** begin Information supplied **

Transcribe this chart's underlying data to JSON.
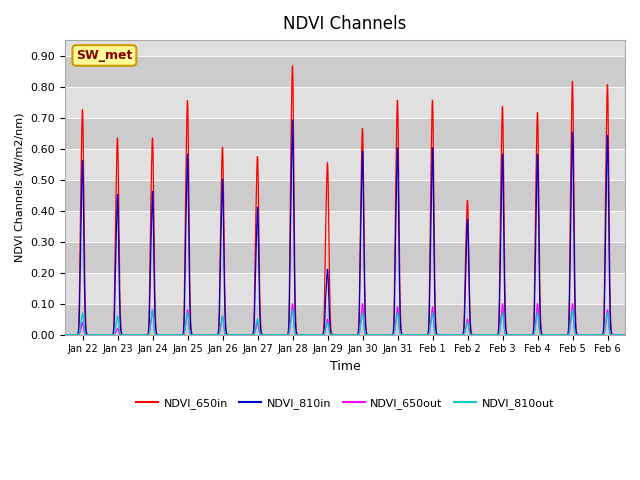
{
  "title": "NDVI Channels",
  "xlabel": "Time",
  "ylabel": "NDVI Channels (W/m2/nm)",
  "ylim": [
    0.0,
    0.95
  ],
  "yticks": [
    0.0,
    0.1,
    0.2,
    0.3,
    0.4,
    0.5,
    0.6,
    0.7,
    0.8,
    0.9
  ],
  "xtick_labels": [
    "Jan 22",
    "Jan 23",
    "Jan 24",
    "Jan 25",
    "Jan 26",
    "Jan 27",
    "Jan 28",
    "Jan 29",
    "Jan 30",
    "Jan 31",
    "Feb 1",
    "Feb 2",
    "Feb 3",
    "Feb 4",
    "Feb 5",
    "Feb 6"
  ],
  "plot_bg_color": "#e0e0e0",
  "line_colors": {
    "650in": "#ff0000",
    "810in": "#0000cc",
    "650out": "#ff00ff",
    "810out": "#00cccc"
  },
  "legend_labels": [
    "NDVI_650in",
    "NDVI_810in",
    "NDVI_650out",
    "NDVI_810out"
  ],
  "annotation_text": "SW_met",
  "annotation_bg": "#ffff99",
  "annotation_border": "#cc9900",
  "annotation_color": "#880000",
  "peak_650in": [
    0.72,
    0.63,
    0.63,
    0.75,
    0.6,
    0.57,
    0.86,
    0.55,
    0.66,
    0.75,
    0.75,
    0.43,
    0.73,
    0.71,
    0.81,
    0.8
  ],
  "peak_810in": [
    0.56,
    0.45,
    0.46,
    0.58,
    0.5,
    0.41,
    0.69,
    0.21,
    0.59,
    0.6,
    0.6,
    0.37,
    0.58,
    0.58,
    0.65,
    0.64
  ],
  "peak_650out": [
    0.04,
    0.02,
    0.08,
    0.08,
    0.06,
    0.04,
    0.1,
    0.05,
    0.1,
    0.09,
    0.09,
    0.05,
    0.1,
    0.1,
    0.1,
    0.08
  ],
  "peak_810out": [
    0.07,
    0.06,
    0.08,
    0.07,
    0.06,
    0.05,
    0.08,
    0.04,
    0.07,
    0.07,
    0.07,
    0.04,
    0.07,
    0.07,
    0.08,
    0.07
  ]
}
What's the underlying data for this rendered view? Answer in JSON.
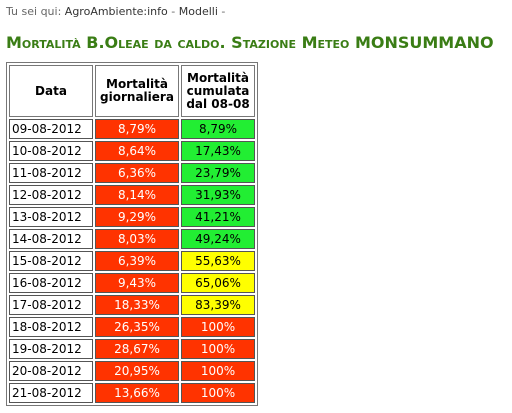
{
  "breadcrumb": {
    "prefix": "Tu sei qui:",
    "items": [
      "AgroAmbiente:info",
      "Modelli"
    ],
    "separator": "-"
  },
  "page_title": "Mortalità B.Oleae da caldo. Stazione Meteo MONSUMMANO",
  "table": {
    "headers": {
      "date": "Data",
      "daily_line1": "Mortalità",
      "daily_line2": "giornaliera",
      "cum_line1": "Mortalità",
      "cum_line2": "cumulata",
      "cum_line3": "dal 08-08"
    },
    "rows": [
      {
        "date": "09-08-2012",
        "daily": "8,79%",
        "cumulative": "8,79%",
        "cum_color": "green"
      },
      {
        "date": "10-08-2012",
        "daily": "8,64%",
        "cumulative": "17,43%",
        "cum_color": "green"
      },
      {
        "date": "11-08-2012",
        "daily": "6,36%",
        "cumulative": "23,79%",
        "cum_color": "green"
      },
      {
        "date": "12-08-2012",
        "daily": "8,14%",
        "cumulative": "31,93%",
        "cum_color": "green"
      },
      {
        "date": "13-08-2012",
        "daily": "9,29%",
        "cumulative": "41,21%",
        "cum_color": "green"
      },
      {
        "date": "14-08-2012",
        "daily": "8,03%",
        "cumulative": "49,24%",
        "cum_color": "green"
      },
      {
        "date": "15-08-2012",
        "daily": "6,39%",
        "cumulative": "55,63%",
        "cum_color": "yellow"
      },
      {
        "date": "16-08-2012",
        "daily": "9,43%",
        "cumulative": "65,06%",
        "cum_color": "yellow"
      },
      {
        "date": "17-08-2012",
        "daily": "18,33%",
        "cumulative": "83,39%",
        "cum_color": "yellow"
      },
      {
        "date": "18-08-2012",
        "daily": "26,35%",
        "cumulative": "100%",
        "cum_color": "red"
      },
      {
        "date": "19-08-2012",
        "daily": "28,67%",
        "cumulative": "100%",
        "cum_color": "red"
      },
      {
        "date": "20-08-2012",
        "daily": "20,95%",
        "cumulative": "100%",
        "cum_color": "red"
      },
      {
        "date": "21-08-2012",
        "daily": "13,66%",
        "cumulative": "100%",
        "cum_color": "red"
      }
    ]
  },
  "colors": {
    "title_green": "#3a7d15",
    "red_cell": "#ff3300",
    "green_cell": "#22ee33",
    "yellow_cell": "#ffff00"
  }
}
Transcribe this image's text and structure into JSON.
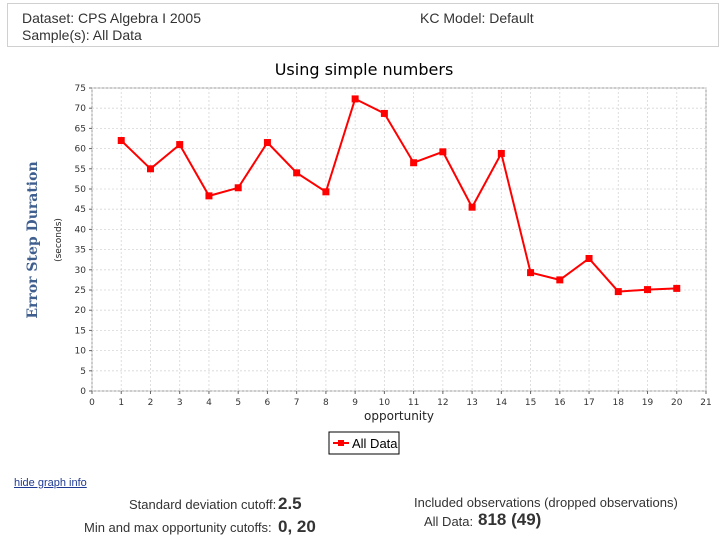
{
  "header": {
    "dataset": "Dataset: CPS Algebra I 2005",
    "kc_model": "KC Model: Default",
    "samples": "Sample(s): All Data"
  },
  "chart_data": {
    "type": "line",
    "title": "Using simple numbers",
    "xlabel": "opportunity",
    "ylabel": "Error Step Duration",
    "ylabel_units": "(seconds)",
    "xlim": [
      0,
      21
    ],
    "ylim": [
      0,
      75
    ],
    "x_ticks": [
      0,
      1,
      2,
      3,
      4,
      5,
      6,
      7,
      8,
      9,
      10,
      11,
      12,
      13,
      14,
      15,
      16,
      17,
      18,
      19,
      20,
      21
    ],
    "y_ticks": [
      0,
      5,
      10,
      15,
      20,
      25,
      30,
      35,
      40,
      45,
      50,
      55,
      60,
      65,
      70,
      75
    ],
    "grid": true,
    "legend_position": "bottom-center",
    "series": [
      {
        "name": "All Data",
        "color": "#ff0000",
        "x": [
          1,
          2,
          3,
          4,
          5,
          6,
          7,
          8,
          9,
          10,
          11,
          12,
          13,
          14,
          15,
          16,
          17,
          18,
          19,
          20
        ],
        "values": [
          62,
          55,
          61,
          48.3,
          50.3,
          61.5,
          54,
          49.3,
          72.3,
          68.7,
          56.5,
          59.2,
          45.5,
          58.8,
          29.3,
          27.5,
          32.8,
          24.6,
          25.1,
          25.4
        ]
      }
    ]
  },
  "footer": {
    "hide_link": "hide graph info",
    "sd_label": "Standard deviation cutoff:",
    "sd_value": "2.5",
    "opp_label": "Min and max opportunity cutoffs:",
    "opp_value": "0, 20",
    "obs_heading": "Included observations (dropped observations)",
    "obs_label": "All Data:",
    "obs_value": "818 (49)"
  }
}
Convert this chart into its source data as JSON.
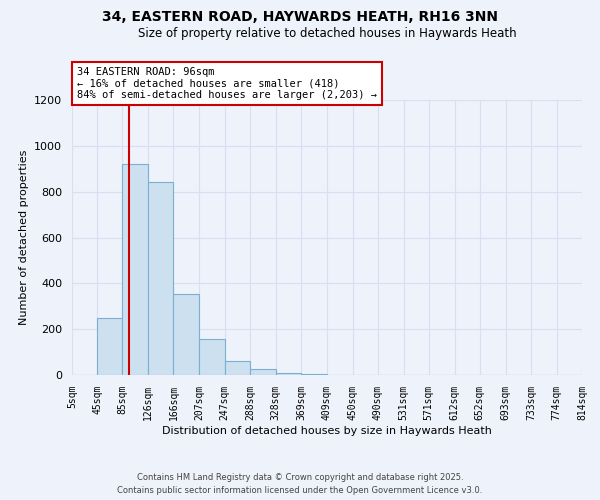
{
  "title": "34, EASTERN ROAD, HAYWARDS HEATH, RH16 3NN",
  "subtitle": "Size of property relative to detached houses in Haywards Heath",
  "xlabel": "Distribution of detached houses by size in Haywards Heath",
  "ylabel": "Number of detached properties",
  "bin_edges": [
    5,
    45,
    85,
    126,
    166,
    207,
    247,
    288,
    328,
    369,
    409,
    450,
    490,
    531,
    571,
    612,
    652,
    693,
    733,
    774,
    814
  ],
  "bin_labels": [
    "5sqm",
    "45sqm",
    "85sqm",
    "126sqm",
    "166sqm",
    "207sqm",
    "247sqm",
    "288sqm",
    "328sqm",
    "369sqm",
    "409sqm",
    "450sqm",
    "490sqm",
    "531sqm",
    "571sqm",
    "612sqm",
    "652sqm",
    "693sqm",
    "733sqm",
    "774sqm",
    "814sqm"
  ],
  "counts": [
    0,
    248,
    920,
    843,
    352,
    158,
    62,
    28,
    10,
    3,
    1,
    0,
    0,
    0,
    0,
    0,
    0,
    0,
    0,
    0
  ],
  "bar_color": "#cce0f0",
  "bar_edge_color": "#7ab0d0",
  "vline_x": 96,
  "vline_color": "#cc0000",
  "annotation_title": "34 EASTERN ROAD: 96sqm",
  "annotation_line1": "← 16% of detached houses are smaller (418)",
  "annotation_line2": "84% of semi-detached houses are larger (2,203) →",
  "annotation_box_color": "white",
  "annotation_box_edge": "#cc0000",
  "ylim": [
    0,
    1200
  ],
  "yticks": [
    0,
    200,
    400,
    600,
    800,
    1000,
    1200
  ],
  "footer1": "Contains HM Land Registry data © Crown copyright and database right 2025.",
  "footer2": "Contains public sector information licensed under the Open Government Licence v3.0.",
  "bg_color": "#eef2fb",
  "grid_color": "#d8dff0"
}
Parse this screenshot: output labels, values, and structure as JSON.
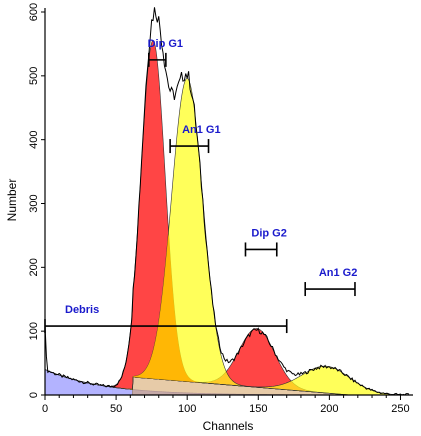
{
  "chart_data": {
    "type": "area",
    "xlabel": "Channels",
    "ylabel": "Number",
    "xlim": [
      0,
      256
    ],
    "ylim": [
      0,
      600
    ],
    "xticks": [
      0,
      50,
      100,
      150,
      200,
      250
    ],
    "yticks": [
      0,
      100,
      200,
      300,
      400,
      500,
      600
    ],
    "colors": {
      "axis": "#000000",
      "annotation": "#1a1acc",
      "dip": "#ff3b3b",
      "an1": "#ffff1a",
      "overlap": "#ffb400",
      "debris": "#b3b3ff",
      "sphase": "#d4a060"
    },
    "components": [
      {
        "id": "debris",
        "shape": "exp-decay",
        "amplitude": 40,
        "decay": 40
      },
      {
        "id": "dip_g1",
        "shape": "gaussian",
        "center": 76,
        "sigma": 8.5,
        "height": 530
      },
      {
        "id": "an1_g1",
        "shape": "gaussian",
        "center": 100,
        "sigma": 11,
        "height": 475
      },
      {
        "id": "dip_g2",
        "shape": "gaussian",
        "center": 149,
        "sigma": 12.5,
        "height": 92
      },
      {
        "id": "an1_g2",
        "shape": "gaussian",
        "center": 198,
        "sigma": 17,
        "height": 42
      },
      {
        "id": "s_phase",
        "shape": "trapezoid",
        "x_start": 62,
        "x_end": 215,
        "y_start": 28,
        "y_end": 0
      }
    ],
    "annotations": [
      {
        "label": "Dip G1",
        "range": [
          73,
          85
        ],
        "y": 525
      },
      {
        "label": "An1 G1",
        "range": [
          88,
          115
        ],
        "y": 390
      },
      {
        "label": "Dip G2",
        "range": [
          141,
          163
        ],
        "y": 228
      },
      {
        "label": "An1 G2",
        "range": [
          183,
          218
        ],
        "y": 166
      },
      {
        "label": "Debris",
        "range": [
          0,
          170
        ],
        "y": 108
      }
    ]
  }
}
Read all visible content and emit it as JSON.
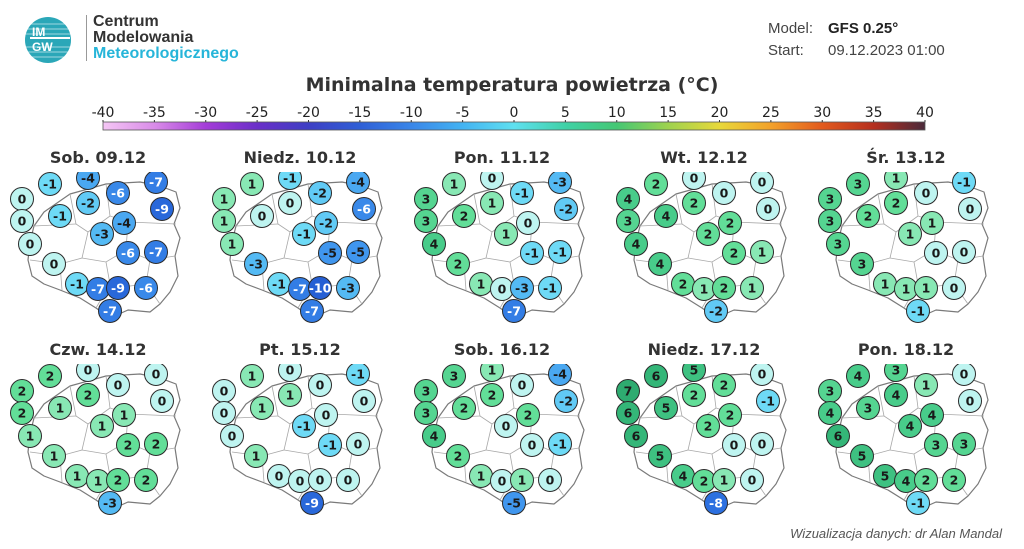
{
  "logo": {
    "text_top": "IM",
    "text_bottom": "GW"
  },
  "brand": {
    "line1": "Centrum",
    "line2": "Modelowania",
    "line3": "Meteorologicznego"
  },
  "meta": {
    "model_label": "Model:",
    "model_value": "GFS 0.25°",
    "start_label": "Start:",
    "start_value": "09.12.2023 01:00"
  },
  "title": "Minimalna temperatura powietrza (°C)",
  "colorbar": {
    "ticks": [
      "-40",
      "-35",
      "-30",
      "-25",
      "-20",
      "-15",
      "-10",
      "-5",
      "0",
      "5",
      "10",
      "15",
      "20",
      "25",
      "30",
      "35",
      "40"
    ],
    "stops": [
      "#f4c6f4",
      "#d98ce8",
      "#a43cd8",
      "#6a2fc8",
      "#3e3fc4",
      "#2f5fd6",
      "#3a86e8",
      "#43b3f2",
      "#5fe0f0",
      "#3fd1a6",
      "#45c774",
      "#9ed24e",
      "#e8d83a",
      "#f3a12a",
      "#e25a1e",
      "#b52f1f",
      "#4a2a3a"
    ]
  },
  "credit": "Wizualizacja danych: dr Alan Mandal",
  "panels": [
    {
      "day": "Sob. 09.12",
      "values": [
        -1,
        -4,
        -7,
        0,
        -6,
        -9,
        0,
        -1,
        -2,
        -4,
        0,
        -3,
        -7,
        0,
        -6,
        -1,
        -7,
        -9,
        -6,
        -7
      ]
    },
    {
      "day": "Niedz. 10.12",
      "values": [
        1,
        -1,
        -4,
        1,
        -2,
        -6,
        1,
        0,
        0,
        -2,
        1,
        -1,
        -5,
        -3,
        -5,
        -1,
        -7,
        -10,
        -3,
        -7
      ]
    },
    {
      "day": "Pon. 11.12",
      "values": [
        1,
        0,
        -3,
        3,
        -1,
        -2,
        3,
        2,
        1,
        0,
        4,
        1,
        -1,
        2,
        -1,
        1,
        0,
        -3,
        -1,
        -7
      ]
    },
    {
      "day": "Wt. 12.12",
      "values": [
        2,
        0,
        0,
        4,
        0,
        0,
        3,
        4,
        2,
        2,
        4,
        2,
        1,
        4,
        2,
        2,
        1,
        2,
        1,
        -2
      ]
    },
    {
      "day": "Śr. 13.12",
      "values": [
        3,
        1,
        -1,
        3,
        0,
        0,
        3,
        2,
        2,
        1,
        3,
        1,
        0,
        3,
        0,
        1,
        1,
        1,
        0,
        -1
      ]
    },
    {
      "day": "Czw. 14.12",
      "values": [
        2,
        0,
        0,
        2,
        0,
        0,
        2,
        1,
        2,
        1,
        1,
        1,
        2,
        1,
        2,
        1,
        1,
        2,
        2,
        -3
      ]
    },
    {
      "day": "Pt. 15.12",
      "values": [
        1,
        0,
        -1,
        0,
        0,
        0,
        0,
        1,
        1,
        0,
        0,
        -1,
        0,
        1,
        -1,
        0,
        0,
        0,
        0,
        -9
      ]
    },
    {
      "day": "Sob. 16.12",
      "values": [
        3,
        1,
        -4,
        3,
        0,
        -2,
        3,
        2,
        2,
        2,
        4,
        0,
        -1,
        2,
        0,
        1,
        0,
        1,
        0,
        -5
      ]
    },
    {
      "day": "Niedz. 17.12",
      "values": [
        6,
        5,
        0,
        7,
        2,
        -1,
        6,
        5,
        2,
        2,
        6,
        2,
        0,
        5,
        0,
        4,
        2,
        1,
        0,
        -8
      ]
    },
    {
      "day": "Pon. 18.12",
      "values": [
        4,
        3,
        0,
        3,
        1,
        0,
        4,
        3,
        4,
        4,
        6,
        4,
        3,
        5,
        3,
        5,
        4,
        2,
        2,
        -1
      ]
    }
  ]
}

** end Information supplied **

- [Challenge]
The answer should be a single number: the count of lines in the data that include the string "Contains".

- [Output for this task]
2